- _WRITTEN EXERCISE_
Extract every line below that contains the string "button", and copy each such line in full.

>> Begin GIVEN DATA

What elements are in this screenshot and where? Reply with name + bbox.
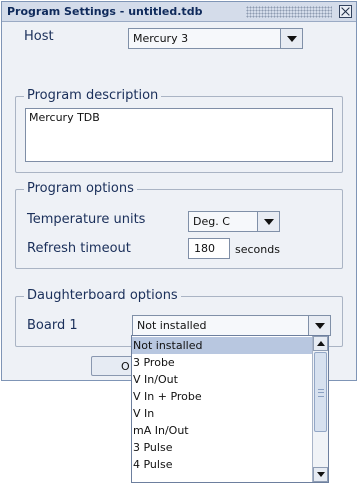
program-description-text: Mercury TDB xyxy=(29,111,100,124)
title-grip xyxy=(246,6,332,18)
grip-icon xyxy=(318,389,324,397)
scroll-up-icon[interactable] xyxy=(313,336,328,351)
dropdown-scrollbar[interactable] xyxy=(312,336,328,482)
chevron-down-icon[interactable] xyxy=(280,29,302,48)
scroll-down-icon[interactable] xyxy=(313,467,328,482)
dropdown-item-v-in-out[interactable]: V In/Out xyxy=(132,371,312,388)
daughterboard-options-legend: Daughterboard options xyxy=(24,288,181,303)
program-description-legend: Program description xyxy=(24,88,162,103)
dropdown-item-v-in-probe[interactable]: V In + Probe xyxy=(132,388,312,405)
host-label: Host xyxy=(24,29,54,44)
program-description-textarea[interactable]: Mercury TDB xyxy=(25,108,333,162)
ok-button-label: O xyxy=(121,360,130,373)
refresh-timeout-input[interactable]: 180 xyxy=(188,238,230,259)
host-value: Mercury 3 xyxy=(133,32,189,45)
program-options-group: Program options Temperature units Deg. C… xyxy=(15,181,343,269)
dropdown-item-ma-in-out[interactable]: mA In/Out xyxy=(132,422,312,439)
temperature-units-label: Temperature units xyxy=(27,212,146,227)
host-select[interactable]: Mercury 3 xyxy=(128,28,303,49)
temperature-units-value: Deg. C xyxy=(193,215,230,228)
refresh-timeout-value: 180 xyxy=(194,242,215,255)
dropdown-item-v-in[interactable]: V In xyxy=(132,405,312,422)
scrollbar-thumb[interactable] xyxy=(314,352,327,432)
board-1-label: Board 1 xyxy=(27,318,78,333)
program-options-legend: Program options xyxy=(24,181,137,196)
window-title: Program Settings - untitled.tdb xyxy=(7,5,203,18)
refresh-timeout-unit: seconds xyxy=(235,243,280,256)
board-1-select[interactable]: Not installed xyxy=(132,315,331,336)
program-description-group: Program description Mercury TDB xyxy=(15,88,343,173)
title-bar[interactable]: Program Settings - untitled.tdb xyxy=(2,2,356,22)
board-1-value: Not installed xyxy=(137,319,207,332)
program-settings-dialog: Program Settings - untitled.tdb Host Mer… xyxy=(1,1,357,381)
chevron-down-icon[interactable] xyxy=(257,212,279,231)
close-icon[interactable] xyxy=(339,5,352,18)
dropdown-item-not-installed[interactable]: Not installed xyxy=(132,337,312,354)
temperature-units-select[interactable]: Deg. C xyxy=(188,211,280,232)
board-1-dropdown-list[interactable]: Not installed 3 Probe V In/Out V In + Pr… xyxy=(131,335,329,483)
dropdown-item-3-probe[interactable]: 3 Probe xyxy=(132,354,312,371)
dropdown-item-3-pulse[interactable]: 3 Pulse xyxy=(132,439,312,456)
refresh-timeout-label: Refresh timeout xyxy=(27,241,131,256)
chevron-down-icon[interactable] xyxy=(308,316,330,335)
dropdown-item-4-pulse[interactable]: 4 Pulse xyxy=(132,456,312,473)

>> End GIVEN DATA
>> Begin GIVEN DATA

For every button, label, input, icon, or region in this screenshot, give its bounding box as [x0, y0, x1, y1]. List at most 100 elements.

>> End GIVEN DATA
>> Begin GIVEN DATA

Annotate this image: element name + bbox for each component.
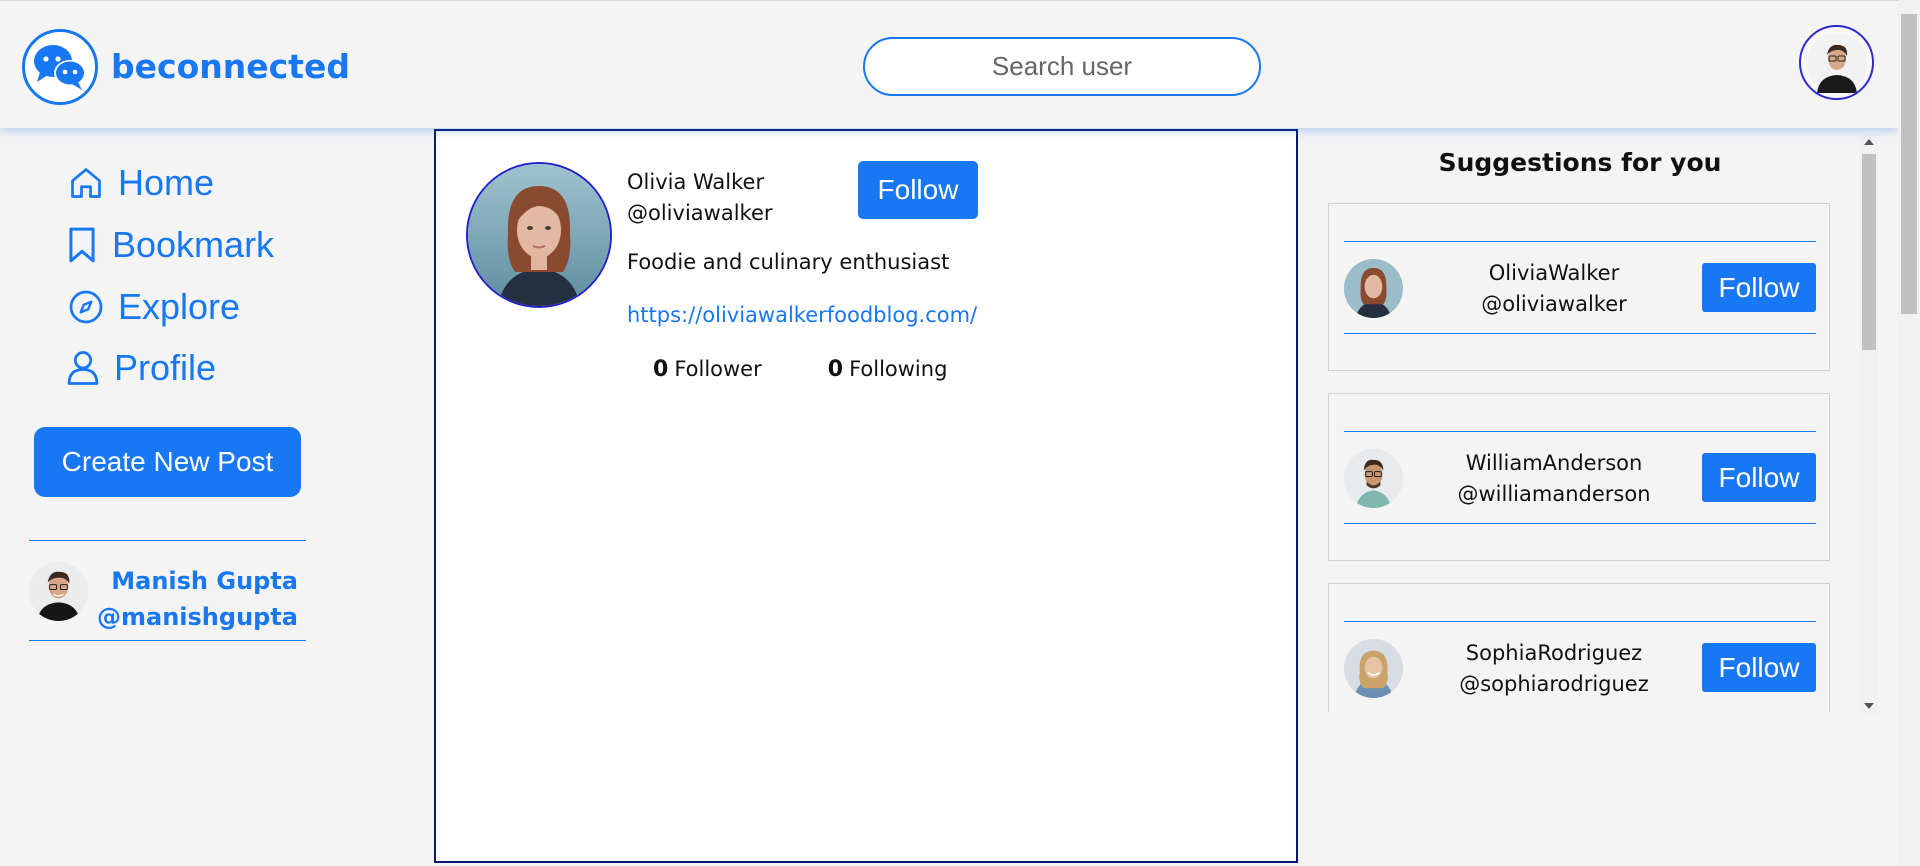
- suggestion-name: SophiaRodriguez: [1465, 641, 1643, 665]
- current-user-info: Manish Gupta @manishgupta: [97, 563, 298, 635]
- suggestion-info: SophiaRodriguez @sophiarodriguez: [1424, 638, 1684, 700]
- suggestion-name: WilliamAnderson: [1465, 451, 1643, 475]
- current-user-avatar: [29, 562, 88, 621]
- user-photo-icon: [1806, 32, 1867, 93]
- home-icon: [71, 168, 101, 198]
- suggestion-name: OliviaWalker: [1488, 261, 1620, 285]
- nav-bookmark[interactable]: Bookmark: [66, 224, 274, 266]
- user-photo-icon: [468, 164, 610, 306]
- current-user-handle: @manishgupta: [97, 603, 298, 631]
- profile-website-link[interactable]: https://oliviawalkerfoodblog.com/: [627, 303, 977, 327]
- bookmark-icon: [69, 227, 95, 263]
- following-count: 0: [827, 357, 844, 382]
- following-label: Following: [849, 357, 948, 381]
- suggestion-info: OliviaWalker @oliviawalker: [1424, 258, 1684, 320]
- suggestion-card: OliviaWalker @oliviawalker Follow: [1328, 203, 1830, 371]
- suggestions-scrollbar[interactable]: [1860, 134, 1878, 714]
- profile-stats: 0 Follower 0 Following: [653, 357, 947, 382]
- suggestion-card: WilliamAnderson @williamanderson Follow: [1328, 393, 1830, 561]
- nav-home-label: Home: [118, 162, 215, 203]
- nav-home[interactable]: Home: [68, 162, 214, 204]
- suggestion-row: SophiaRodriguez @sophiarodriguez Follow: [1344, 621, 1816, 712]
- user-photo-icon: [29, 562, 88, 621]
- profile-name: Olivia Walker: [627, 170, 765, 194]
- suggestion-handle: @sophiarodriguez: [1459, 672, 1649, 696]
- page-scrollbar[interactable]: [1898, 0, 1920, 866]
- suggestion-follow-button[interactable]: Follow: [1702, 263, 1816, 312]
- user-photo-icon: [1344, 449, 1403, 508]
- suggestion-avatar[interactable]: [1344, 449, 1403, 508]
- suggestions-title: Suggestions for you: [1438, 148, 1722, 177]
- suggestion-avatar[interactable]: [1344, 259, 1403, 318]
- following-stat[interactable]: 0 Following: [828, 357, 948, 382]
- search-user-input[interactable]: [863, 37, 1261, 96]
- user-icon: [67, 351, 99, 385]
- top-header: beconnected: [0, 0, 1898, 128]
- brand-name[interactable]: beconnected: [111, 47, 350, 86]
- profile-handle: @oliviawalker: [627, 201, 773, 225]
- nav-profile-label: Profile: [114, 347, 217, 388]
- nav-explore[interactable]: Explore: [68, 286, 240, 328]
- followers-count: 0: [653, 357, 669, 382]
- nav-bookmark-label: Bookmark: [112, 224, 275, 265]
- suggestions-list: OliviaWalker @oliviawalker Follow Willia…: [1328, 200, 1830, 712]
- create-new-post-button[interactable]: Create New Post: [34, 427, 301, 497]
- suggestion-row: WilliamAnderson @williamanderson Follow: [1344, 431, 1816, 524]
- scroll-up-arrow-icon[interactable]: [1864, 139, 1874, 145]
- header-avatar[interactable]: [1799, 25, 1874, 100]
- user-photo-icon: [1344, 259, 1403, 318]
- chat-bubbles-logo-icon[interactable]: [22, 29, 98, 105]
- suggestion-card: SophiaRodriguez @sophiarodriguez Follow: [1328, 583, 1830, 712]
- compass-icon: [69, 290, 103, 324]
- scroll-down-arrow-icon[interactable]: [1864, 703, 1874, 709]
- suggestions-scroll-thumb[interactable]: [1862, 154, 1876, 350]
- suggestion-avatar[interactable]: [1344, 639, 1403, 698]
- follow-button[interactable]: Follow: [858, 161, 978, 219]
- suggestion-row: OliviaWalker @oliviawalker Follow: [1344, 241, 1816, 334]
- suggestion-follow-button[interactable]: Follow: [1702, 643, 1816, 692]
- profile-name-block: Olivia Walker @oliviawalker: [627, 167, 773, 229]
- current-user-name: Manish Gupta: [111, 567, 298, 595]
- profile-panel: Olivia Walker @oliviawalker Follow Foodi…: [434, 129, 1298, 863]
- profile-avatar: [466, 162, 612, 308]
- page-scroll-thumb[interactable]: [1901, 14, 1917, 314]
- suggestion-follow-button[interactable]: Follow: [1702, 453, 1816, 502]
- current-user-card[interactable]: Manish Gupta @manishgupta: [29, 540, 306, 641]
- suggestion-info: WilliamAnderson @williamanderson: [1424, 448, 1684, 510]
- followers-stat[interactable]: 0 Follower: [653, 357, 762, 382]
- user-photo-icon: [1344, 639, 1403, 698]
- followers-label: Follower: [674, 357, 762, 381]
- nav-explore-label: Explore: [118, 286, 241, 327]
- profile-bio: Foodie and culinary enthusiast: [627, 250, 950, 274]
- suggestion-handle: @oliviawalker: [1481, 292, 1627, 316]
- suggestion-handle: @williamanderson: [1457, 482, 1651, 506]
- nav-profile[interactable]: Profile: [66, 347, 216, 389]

>> End GIVEN DATA

- _TASK RESPONSE_
ok-button-label: O xyxy=(121,360,130,373)
For every button, label, input, icon, or region in this screenshot, give its bounding box as [x0, y0, x1, y1]. List at most 100 elements.
- suggestion-follow-button[interactable]: Follow: [1702, 263, 1816, 312]
- create-new-post-button[interactable]: Create New Post: [34, 427, 301, 497]
- follow-button[interactable]: Follow: [858, 161, 978, 219]
- suggestion-follow-button[interactable]: Follow: [1702, 643, 1816, 692]
- suggestion-follow-button[interactable]: Follow: [1702, 453, 1816, 502]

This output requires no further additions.